▶ _Required work_:
In the data that follows, count every line holding the string "systems" and give the count alone.

▶ _Data rows_:

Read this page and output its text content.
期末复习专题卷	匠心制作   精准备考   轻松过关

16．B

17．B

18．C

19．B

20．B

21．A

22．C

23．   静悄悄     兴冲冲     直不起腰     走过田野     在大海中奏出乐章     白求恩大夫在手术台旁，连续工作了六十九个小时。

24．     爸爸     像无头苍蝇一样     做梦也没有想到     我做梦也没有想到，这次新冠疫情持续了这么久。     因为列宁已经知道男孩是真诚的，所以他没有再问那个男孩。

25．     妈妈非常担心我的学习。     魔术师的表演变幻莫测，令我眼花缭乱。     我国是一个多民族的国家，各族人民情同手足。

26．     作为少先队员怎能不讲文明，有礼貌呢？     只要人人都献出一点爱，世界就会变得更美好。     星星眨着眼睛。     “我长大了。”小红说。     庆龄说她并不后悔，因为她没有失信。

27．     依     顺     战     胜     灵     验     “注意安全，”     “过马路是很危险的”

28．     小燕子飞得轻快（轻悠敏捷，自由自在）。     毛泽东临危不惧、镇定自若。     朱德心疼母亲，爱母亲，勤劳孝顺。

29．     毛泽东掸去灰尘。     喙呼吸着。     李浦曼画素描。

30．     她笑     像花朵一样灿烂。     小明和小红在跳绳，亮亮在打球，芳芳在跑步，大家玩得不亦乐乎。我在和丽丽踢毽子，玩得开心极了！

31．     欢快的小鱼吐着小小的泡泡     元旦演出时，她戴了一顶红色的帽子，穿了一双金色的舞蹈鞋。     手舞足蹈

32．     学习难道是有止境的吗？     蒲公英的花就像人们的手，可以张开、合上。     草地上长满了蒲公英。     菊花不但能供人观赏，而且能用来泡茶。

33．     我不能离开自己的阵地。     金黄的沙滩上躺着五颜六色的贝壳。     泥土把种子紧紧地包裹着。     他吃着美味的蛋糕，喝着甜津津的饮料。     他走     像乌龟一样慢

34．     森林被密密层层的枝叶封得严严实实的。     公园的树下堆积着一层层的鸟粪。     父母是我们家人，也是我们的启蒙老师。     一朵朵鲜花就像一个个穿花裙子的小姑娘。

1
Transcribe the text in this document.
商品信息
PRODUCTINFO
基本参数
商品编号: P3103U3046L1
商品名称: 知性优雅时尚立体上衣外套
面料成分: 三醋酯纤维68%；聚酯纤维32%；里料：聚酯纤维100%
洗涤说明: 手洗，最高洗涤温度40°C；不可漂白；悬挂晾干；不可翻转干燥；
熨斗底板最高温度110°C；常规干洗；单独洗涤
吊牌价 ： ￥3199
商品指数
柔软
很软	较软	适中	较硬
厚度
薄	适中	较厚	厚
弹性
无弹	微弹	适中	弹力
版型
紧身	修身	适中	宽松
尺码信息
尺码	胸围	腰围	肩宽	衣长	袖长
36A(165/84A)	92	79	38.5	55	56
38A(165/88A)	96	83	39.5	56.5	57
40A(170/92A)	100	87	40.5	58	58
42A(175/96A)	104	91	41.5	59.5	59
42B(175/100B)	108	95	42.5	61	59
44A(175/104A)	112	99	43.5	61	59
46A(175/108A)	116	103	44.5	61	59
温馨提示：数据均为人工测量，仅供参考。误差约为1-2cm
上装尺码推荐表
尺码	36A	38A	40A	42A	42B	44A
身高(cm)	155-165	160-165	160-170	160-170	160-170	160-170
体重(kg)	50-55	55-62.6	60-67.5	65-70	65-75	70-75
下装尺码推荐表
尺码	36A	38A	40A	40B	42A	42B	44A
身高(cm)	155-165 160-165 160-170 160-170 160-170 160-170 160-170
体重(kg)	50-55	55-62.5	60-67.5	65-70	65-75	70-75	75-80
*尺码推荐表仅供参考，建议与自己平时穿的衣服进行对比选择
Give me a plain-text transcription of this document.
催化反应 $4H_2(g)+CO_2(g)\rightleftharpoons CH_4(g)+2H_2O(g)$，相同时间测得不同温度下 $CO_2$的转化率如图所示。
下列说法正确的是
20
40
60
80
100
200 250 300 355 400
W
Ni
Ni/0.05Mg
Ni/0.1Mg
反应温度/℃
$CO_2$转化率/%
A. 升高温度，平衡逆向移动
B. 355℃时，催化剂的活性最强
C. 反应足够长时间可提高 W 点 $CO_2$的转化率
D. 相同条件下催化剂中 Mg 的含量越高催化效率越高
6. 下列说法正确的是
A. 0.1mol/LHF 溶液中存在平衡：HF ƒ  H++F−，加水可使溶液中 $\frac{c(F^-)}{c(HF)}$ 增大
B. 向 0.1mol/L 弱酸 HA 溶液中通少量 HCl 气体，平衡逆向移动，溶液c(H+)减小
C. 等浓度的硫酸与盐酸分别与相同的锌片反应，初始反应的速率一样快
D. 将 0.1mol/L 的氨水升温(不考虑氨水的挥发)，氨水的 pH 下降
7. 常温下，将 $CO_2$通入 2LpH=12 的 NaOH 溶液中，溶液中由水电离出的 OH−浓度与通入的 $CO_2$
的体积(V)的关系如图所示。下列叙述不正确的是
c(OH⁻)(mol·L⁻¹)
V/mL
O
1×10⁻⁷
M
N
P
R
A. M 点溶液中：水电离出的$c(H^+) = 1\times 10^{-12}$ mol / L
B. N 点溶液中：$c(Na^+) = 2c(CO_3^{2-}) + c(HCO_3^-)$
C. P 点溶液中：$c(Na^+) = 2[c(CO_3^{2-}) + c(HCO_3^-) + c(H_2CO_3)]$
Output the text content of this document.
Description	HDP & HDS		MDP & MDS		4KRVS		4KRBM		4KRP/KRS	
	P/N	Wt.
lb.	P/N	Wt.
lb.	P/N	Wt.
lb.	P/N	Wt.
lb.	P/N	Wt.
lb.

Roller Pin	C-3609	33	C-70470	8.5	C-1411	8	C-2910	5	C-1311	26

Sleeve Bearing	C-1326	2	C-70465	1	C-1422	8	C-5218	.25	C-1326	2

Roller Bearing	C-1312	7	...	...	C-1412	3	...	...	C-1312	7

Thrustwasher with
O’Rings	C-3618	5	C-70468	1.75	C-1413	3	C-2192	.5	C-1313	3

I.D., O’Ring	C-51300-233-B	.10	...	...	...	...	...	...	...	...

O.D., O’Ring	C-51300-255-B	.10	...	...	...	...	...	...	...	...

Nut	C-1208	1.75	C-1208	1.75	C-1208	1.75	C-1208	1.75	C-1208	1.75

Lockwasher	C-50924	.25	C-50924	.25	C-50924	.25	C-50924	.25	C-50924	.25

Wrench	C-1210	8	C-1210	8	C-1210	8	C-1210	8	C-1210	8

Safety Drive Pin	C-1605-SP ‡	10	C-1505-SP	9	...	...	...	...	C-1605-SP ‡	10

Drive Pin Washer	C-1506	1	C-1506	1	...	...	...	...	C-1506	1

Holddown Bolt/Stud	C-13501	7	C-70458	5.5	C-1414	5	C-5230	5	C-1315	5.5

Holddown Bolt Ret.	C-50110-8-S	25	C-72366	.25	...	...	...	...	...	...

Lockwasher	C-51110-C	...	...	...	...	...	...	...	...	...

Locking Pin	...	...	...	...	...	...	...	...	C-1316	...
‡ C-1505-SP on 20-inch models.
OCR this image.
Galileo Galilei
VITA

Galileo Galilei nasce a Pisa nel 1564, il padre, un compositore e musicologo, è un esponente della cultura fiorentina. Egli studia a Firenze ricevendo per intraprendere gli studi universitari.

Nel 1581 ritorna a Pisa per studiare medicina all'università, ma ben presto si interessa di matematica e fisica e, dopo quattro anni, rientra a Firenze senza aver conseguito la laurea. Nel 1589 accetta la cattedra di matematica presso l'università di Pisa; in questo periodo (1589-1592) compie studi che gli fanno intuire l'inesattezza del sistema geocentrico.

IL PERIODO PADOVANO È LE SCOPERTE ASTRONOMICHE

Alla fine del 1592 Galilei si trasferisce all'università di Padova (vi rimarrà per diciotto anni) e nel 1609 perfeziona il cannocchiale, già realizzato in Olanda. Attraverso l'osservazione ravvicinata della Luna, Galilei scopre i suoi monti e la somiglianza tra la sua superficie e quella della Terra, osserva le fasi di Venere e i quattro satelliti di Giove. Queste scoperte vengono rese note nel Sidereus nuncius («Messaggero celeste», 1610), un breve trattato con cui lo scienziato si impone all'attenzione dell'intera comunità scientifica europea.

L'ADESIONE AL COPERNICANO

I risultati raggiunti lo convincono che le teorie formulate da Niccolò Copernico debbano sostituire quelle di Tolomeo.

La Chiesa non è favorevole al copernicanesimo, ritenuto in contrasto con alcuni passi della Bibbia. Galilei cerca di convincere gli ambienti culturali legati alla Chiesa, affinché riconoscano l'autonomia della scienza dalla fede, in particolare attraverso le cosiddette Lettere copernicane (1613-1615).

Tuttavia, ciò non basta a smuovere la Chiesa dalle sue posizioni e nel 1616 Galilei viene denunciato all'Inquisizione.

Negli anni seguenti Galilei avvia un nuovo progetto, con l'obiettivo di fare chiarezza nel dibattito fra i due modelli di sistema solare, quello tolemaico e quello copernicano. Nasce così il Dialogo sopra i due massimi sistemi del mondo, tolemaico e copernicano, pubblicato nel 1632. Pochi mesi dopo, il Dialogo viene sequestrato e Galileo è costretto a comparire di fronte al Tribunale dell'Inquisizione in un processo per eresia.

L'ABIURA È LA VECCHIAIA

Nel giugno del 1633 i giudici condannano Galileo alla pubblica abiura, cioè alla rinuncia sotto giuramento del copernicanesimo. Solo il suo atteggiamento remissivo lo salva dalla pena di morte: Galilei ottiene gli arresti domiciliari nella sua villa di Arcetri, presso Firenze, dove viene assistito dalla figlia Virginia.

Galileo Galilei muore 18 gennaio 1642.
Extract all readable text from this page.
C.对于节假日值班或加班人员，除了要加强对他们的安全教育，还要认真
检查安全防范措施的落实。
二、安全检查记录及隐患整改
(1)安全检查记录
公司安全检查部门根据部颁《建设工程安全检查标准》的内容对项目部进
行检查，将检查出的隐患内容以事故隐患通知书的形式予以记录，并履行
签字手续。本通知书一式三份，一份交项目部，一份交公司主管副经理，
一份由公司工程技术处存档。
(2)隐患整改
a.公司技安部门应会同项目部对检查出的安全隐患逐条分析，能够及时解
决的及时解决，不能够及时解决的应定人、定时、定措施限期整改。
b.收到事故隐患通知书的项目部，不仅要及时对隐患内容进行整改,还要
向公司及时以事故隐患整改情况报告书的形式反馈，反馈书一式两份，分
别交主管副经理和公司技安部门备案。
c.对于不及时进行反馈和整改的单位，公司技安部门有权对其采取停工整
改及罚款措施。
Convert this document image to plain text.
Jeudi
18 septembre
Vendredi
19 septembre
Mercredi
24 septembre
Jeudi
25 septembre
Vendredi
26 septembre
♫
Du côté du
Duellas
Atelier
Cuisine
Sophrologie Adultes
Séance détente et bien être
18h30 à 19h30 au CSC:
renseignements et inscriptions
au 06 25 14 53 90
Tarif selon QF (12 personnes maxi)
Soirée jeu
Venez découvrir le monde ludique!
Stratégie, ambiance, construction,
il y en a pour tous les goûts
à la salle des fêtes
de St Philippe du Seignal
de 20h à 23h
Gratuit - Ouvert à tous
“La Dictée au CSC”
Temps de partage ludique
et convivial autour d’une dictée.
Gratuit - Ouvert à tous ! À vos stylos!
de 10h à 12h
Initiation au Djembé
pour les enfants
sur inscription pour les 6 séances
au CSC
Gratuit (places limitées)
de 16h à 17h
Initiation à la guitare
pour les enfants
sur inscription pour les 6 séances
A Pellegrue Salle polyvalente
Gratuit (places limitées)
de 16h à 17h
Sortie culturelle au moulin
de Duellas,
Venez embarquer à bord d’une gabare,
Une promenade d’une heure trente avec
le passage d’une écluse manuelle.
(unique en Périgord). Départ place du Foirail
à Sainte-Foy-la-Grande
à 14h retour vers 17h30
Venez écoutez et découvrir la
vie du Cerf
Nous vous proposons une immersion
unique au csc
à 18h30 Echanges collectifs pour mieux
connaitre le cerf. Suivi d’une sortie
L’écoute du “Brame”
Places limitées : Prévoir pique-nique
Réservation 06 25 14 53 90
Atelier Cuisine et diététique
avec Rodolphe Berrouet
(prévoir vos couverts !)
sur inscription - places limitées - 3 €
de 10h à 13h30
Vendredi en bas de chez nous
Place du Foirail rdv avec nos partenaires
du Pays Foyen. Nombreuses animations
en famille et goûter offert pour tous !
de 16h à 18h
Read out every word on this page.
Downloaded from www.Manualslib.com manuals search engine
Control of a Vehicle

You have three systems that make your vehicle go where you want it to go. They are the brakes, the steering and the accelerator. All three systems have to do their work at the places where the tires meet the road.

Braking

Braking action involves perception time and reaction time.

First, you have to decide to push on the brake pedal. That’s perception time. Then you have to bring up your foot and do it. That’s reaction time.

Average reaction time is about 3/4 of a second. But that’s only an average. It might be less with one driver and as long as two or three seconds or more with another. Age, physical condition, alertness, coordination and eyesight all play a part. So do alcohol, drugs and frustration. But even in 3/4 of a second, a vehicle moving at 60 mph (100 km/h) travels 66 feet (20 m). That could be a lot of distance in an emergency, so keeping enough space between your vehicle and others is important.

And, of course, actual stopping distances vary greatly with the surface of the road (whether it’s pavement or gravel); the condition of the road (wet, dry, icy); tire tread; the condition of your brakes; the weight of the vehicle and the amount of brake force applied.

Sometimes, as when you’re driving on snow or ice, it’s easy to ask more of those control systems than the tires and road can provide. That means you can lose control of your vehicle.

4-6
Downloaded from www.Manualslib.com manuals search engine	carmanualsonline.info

▶ _Expected output_:
2